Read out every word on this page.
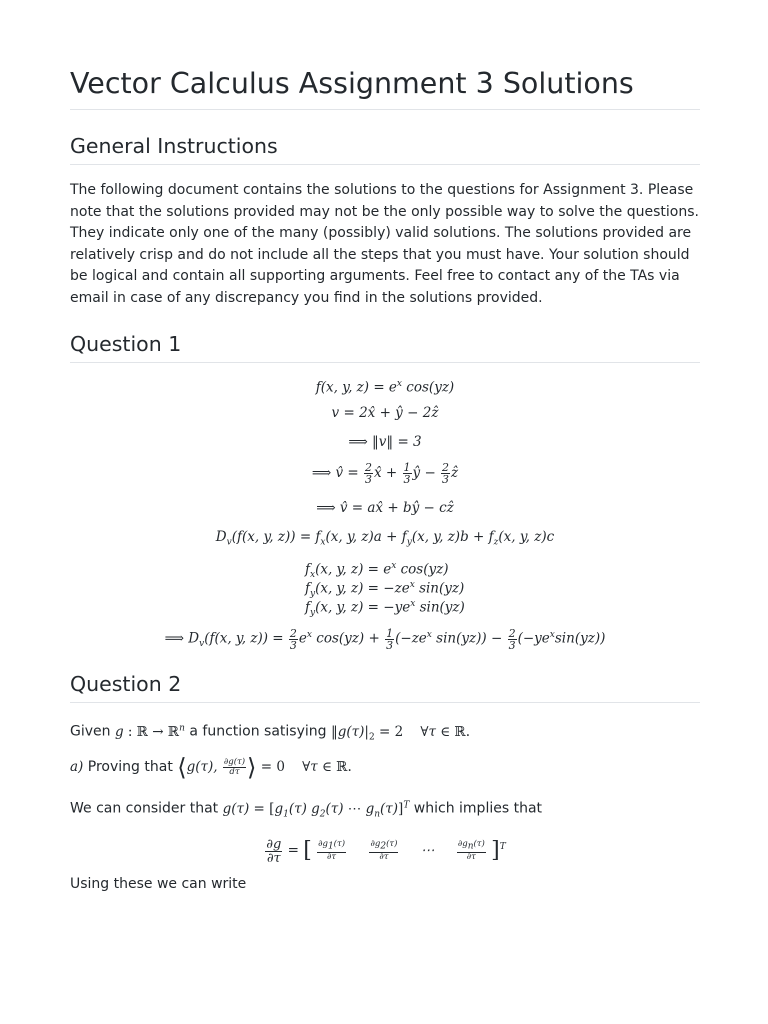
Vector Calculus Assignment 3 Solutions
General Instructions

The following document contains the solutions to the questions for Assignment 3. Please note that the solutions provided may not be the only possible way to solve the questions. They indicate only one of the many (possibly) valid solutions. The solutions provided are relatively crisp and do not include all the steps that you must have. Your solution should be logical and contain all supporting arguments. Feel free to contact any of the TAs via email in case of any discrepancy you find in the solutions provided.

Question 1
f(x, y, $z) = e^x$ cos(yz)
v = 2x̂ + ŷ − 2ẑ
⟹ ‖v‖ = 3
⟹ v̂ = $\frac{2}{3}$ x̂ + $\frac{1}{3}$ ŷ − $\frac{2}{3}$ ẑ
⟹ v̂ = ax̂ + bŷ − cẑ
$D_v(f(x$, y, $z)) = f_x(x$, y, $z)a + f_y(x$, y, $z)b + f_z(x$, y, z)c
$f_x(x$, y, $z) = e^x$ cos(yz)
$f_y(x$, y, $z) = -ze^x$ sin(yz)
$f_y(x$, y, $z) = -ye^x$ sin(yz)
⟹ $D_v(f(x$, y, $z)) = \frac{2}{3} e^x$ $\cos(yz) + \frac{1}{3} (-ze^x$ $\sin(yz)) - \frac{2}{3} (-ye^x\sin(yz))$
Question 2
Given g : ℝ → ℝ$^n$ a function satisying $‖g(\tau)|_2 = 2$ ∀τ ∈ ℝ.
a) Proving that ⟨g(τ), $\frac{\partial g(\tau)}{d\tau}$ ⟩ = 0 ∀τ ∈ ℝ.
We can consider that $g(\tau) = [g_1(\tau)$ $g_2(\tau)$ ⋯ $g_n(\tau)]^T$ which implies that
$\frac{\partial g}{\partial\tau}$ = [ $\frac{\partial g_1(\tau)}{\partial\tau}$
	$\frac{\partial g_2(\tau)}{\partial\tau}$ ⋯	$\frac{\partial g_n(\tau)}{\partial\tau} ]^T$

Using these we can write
━━━━━━━━
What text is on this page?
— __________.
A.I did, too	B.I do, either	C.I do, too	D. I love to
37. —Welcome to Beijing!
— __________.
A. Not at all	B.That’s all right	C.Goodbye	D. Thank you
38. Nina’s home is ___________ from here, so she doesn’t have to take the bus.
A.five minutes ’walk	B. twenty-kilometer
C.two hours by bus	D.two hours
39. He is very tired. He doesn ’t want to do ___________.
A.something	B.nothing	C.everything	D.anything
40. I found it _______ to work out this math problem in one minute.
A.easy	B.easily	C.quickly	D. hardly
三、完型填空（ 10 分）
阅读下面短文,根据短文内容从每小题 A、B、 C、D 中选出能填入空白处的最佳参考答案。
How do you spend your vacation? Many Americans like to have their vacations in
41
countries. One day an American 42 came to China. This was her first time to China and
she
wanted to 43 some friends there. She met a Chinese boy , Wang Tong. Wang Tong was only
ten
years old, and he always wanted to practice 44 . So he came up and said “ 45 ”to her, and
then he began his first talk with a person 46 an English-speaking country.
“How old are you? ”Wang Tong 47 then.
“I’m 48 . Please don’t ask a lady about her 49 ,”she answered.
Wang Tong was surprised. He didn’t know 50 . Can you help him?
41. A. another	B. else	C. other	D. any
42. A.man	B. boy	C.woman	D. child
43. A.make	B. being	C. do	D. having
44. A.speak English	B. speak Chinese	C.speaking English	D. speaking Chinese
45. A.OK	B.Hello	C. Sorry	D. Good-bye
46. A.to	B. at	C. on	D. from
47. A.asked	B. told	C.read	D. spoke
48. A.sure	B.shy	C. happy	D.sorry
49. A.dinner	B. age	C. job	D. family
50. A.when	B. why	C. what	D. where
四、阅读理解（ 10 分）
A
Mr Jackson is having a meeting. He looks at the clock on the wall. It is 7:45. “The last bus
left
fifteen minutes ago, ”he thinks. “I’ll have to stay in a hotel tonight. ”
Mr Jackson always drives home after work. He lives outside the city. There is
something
━━━━━━━━
Exercise
Locate each line with the word "partial" and copy it.

Result for this exercise
a) Proving that ⟨g(τ), $\frac{\partial g(\tau)}{d\tau}$ ⟩ = 0 ∀τ ∈ ℝ.
$\frac{\partial g}{\partial\tau}$ = [ $\frac{\partial g_1(\tau)}{\partial\tau}$
	$\frac{\partial g_2(\tau)}{\partial\tau}$ ⋯	$\frac{\partial g_n(\tau)}{\partial\tau} ]^T$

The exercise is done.